#### SOURCE RECORDS ####

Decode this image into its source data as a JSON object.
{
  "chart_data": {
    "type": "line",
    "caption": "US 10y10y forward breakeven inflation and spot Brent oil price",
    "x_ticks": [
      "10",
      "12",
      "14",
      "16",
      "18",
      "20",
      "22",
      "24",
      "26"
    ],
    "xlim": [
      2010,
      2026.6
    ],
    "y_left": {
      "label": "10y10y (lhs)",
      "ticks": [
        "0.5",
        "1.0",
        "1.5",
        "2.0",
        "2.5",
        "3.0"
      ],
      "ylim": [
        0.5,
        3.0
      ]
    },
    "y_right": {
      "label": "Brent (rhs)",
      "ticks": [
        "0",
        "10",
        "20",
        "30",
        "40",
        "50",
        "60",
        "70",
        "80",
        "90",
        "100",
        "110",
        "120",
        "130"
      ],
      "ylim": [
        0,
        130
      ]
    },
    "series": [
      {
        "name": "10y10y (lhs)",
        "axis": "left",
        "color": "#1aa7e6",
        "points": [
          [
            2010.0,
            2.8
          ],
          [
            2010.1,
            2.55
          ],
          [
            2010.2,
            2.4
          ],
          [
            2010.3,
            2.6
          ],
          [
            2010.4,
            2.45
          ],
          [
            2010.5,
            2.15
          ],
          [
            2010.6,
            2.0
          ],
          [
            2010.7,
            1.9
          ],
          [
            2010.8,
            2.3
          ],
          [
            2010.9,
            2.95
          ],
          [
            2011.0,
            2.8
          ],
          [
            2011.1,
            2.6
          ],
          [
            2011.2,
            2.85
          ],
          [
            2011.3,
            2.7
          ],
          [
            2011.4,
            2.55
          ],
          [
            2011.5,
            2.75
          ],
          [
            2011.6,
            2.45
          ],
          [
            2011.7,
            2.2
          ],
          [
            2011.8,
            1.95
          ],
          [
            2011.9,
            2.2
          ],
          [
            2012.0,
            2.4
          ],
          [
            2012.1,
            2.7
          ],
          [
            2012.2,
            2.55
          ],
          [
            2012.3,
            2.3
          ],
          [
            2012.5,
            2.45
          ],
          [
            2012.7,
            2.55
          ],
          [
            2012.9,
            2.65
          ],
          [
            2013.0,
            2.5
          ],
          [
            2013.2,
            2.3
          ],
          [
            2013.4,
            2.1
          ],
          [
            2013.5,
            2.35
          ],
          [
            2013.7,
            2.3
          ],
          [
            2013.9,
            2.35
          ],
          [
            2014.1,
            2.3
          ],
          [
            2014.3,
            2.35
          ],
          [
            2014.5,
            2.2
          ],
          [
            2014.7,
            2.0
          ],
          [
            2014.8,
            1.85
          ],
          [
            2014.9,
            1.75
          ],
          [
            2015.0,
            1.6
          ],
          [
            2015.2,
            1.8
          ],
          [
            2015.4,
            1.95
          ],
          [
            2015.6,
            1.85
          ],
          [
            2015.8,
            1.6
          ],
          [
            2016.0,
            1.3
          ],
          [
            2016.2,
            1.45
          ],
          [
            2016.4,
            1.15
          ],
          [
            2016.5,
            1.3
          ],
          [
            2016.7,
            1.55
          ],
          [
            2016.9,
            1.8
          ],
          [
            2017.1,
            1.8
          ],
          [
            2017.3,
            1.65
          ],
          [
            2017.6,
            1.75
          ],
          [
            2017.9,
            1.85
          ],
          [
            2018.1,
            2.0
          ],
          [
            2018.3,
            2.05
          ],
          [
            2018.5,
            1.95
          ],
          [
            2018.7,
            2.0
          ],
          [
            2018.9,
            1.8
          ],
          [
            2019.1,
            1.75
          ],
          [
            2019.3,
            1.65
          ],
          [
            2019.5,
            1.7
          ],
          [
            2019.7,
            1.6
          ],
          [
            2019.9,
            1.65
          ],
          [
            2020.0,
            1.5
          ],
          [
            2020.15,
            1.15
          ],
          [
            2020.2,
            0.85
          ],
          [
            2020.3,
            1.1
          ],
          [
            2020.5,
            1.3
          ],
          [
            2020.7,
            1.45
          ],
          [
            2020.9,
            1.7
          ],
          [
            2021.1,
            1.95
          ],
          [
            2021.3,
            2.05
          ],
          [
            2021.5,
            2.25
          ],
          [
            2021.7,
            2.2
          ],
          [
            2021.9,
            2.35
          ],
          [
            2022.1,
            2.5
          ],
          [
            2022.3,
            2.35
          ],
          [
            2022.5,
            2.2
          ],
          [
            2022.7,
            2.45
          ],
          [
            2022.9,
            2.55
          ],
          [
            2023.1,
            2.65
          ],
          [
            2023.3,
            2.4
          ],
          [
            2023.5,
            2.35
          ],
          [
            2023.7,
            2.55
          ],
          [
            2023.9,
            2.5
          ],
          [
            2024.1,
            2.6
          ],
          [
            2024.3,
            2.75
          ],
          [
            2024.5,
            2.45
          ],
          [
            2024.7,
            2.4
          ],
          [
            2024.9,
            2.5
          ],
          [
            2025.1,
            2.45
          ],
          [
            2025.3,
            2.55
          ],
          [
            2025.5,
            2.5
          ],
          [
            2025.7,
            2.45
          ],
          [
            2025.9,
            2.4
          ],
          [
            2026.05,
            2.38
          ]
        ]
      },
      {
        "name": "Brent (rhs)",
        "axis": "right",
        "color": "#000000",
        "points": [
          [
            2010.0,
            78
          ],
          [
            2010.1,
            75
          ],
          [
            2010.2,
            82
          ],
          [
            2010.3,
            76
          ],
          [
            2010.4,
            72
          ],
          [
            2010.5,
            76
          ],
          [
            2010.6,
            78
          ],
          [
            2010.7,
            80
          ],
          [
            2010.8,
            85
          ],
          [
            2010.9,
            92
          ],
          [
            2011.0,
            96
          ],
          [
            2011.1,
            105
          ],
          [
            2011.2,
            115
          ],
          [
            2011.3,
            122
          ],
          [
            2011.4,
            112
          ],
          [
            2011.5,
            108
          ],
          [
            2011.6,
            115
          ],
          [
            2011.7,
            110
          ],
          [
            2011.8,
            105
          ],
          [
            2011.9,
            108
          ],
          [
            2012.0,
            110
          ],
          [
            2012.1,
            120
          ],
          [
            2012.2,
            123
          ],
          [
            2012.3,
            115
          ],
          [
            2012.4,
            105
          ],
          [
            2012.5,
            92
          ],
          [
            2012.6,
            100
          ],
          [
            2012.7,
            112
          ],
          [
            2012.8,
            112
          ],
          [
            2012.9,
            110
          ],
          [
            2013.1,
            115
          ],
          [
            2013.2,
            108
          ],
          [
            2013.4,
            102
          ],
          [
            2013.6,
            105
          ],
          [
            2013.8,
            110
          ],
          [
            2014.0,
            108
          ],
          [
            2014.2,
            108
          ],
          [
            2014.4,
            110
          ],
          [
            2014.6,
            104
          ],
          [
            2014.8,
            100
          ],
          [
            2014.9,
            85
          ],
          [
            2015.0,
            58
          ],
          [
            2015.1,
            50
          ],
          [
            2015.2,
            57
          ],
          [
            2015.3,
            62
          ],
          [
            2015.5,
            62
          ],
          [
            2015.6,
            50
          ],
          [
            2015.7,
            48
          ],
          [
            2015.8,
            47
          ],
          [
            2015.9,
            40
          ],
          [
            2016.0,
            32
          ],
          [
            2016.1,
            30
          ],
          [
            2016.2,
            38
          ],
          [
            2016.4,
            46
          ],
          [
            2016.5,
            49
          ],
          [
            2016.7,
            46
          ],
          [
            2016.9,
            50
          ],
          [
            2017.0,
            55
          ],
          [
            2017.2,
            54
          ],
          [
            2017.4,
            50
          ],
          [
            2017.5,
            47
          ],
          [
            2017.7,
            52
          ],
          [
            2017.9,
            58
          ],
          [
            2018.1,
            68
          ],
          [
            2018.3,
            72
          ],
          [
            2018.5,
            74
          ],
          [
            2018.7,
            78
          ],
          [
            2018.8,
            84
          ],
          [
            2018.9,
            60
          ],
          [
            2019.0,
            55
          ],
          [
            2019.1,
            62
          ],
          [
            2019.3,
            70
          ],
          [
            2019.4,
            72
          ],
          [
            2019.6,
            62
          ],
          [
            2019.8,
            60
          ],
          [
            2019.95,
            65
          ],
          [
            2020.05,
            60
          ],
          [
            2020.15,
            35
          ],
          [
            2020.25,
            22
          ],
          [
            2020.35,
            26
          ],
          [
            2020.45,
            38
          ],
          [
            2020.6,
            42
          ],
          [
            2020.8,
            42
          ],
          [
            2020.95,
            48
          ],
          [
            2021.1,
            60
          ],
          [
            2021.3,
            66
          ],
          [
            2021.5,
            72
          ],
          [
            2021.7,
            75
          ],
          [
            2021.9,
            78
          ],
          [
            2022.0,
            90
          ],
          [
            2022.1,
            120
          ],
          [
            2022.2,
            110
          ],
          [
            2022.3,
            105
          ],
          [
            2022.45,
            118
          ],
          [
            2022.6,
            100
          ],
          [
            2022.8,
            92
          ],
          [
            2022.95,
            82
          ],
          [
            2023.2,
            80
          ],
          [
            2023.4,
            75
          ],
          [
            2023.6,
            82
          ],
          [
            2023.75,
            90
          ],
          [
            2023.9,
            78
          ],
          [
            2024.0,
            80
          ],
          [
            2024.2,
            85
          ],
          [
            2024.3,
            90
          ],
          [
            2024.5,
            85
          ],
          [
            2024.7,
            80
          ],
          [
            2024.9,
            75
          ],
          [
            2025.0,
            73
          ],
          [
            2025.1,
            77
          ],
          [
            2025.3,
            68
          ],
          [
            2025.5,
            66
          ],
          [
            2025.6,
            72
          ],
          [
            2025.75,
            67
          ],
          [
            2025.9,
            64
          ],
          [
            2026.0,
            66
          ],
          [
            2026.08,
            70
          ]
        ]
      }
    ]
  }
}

####

### TASK DETAILS
Report only how many lines in the records contain the word "Brent".

### OUTPUT OF THE EXERCISE
3